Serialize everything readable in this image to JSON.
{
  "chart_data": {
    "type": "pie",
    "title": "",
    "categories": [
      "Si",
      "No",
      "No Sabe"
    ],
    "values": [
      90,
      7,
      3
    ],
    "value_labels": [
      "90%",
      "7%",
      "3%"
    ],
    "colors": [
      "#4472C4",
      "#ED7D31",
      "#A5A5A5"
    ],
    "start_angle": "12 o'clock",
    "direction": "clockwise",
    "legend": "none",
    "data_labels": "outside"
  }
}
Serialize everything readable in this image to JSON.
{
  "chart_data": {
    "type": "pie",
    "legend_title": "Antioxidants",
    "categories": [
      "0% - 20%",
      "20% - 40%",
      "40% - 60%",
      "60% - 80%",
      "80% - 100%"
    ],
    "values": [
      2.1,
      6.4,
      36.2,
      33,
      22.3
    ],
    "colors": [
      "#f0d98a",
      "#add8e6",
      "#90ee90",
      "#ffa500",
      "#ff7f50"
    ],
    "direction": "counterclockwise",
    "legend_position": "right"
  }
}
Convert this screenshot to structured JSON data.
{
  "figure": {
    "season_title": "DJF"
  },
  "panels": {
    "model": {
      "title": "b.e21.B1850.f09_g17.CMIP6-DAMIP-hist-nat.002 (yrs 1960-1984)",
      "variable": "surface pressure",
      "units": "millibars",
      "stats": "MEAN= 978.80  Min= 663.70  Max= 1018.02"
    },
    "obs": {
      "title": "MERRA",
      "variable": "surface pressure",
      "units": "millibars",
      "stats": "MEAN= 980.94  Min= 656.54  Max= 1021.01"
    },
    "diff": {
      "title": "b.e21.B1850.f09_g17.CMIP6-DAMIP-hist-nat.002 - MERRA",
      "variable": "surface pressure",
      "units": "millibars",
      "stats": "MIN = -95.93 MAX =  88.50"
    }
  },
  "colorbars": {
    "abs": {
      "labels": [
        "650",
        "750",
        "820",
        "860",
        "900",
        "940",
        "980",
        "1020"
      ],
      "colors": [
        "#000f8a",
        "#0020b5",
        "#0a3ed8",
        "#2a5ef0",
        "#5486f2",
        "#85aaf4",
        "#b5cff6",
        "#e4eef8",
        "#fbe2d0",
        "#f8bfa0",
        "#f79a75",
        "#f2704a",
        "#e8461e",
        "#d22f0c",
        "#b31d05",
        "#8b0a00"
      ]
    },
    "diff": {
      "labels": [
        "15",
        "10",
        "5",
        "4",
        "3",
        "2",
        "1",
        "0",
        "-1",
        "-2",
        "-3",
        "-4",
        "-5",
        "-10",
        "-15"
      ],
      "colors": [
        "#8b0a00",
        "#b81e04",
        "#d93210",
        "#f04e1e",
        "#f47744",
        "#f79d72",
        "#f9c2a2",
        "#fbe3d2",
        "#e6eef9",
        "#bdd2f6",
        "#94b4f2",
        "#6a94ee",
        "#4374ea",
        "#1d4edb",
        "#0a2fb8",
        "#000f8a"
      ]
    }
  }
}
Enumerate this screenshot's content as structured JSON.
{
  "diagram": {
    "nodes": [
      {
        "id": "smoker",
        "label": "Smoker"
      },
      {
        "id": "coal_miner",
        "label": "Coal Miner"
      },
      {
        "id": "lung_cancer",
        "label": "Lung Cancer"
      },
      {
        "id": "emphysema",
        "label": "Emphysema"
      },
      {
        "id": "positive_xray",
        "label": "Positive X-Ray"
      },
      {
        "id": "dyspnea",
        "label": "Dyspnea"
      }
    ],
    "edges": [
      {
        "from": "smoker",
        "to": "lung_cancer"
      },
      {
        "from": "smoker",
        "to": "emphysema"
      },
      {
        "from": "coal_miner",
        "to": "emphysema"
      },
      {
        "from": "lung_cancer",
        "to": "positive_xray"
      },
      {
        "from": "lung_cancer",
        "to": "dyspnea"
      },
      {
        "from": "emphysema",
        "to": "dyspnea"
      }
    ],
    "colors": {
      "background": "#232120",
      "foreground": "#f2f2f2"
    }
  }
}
============
**TASK REQUIREMENTS:**
From the data above, pick out each line containing "MERRA" and copy it.

**PROBLEM SOLUTION:**
      "title": "MERRA",
      "title": "b.e21.B1850.f09_g17.CMIP6-DAMIP-hist-nat.002 - MERRA",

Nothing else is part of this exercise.